* **AIM**
Note how many lines hold the string "title" and give that number without any other words.

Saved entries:
·····

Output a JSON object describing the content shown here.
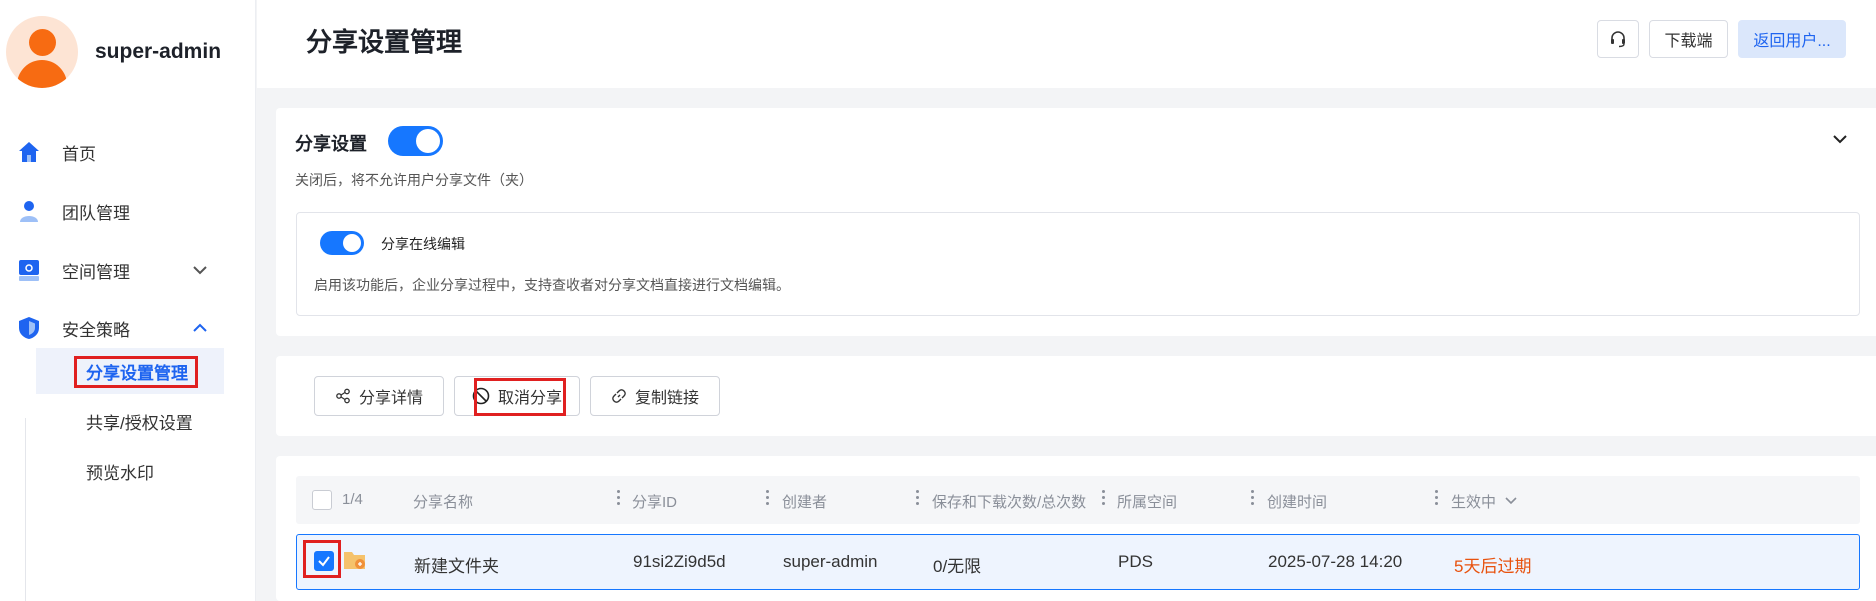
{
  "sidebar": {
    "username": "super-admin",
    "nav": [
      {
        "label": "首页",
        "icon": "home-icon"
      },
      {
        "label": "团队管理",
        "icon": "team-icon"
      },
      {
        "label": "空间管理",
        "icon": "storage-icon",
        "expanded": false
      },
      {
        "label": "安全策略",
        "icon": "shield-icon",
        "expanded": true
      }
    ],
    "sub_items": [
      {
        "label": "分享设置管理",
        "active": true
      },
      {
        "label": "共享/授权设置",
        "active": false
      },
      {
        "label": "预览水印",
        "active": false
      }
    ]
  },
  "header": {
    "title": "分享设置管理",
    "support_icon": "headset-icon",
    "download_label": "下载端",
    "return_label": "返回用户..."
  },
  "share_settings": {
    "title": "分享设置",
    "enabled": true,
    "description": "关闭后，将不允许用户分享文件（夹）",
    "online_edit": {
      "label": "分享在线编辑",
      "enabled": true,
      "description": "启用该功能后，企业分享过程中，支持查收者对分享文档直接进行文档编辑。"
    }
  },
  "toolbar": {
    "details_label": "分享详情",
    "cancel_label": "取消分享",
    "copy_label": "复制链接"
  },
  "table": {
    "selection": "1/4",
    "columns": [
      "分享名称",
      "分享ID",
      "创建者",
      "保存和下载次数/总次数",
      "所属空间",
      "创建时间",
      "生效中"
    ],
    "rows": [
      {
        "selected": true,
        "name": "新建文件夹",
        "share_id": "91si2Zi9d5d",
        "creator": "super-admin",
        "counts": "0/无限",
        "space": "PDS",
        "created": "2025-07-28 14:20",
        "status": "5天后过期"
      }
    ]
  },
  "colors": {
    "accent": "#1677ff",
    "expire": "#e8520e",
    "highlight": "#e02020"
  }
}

·····

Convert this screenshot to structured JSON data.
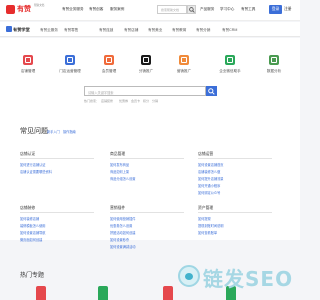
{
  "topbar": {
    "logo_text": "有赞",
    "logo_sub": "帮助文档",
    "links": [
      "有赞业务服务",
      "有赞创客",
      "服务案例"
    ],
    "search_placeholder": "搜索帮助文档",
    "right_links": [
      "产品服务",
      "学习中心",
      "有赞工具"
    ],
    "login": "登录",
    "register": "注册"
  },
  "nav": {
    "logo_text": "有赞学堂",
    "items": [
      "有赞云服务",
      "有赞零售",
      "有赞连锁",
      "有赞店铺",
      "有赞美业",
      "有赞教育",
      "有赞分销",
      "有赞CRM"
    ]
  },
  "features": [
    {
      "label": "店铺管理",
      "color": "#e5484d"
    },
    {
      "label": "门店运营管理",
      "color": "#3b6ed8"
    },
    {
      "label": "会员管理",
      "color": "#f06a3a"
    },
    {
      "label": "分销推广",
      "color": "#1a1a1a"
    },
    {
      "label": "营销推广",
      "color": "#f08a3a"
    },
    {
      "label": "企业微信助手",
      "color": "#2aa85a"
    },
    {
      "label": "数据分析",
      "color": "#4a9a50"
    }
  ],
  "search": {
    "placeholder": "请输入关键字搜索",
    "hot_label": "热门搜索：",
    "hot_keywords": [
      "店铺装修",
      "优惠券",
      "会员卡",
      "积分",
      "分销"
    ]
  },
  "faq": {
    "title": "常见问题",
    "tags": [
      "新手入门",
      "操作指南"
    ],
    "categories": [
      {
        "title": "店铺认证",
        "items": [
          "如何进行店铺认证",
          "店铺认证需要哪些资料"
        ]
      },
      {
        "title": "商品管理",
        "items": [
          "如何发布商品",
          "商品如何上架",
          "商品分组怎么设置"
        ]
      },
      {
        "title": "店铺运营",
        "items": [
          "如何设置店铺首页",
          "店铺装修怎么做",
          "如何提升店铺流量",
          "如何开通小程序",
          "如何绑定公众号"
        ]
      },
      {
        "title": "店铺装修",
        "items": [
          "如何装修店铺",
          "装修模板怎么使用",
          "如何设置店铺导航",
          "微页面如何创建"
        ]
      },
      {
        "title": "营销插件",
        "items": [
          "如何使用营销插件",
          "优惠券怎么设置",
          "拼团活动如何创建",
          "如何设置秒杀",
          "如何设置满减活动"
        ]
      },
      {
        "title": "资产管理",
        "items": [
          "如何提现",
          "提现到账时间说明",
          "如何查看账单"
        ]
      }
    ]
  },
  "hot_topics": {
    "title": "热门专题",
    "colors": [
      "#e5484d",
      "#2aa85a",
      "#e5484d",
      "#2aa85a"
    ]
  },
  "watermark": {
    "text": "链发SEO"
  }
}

·····

* **RESPONSE**
10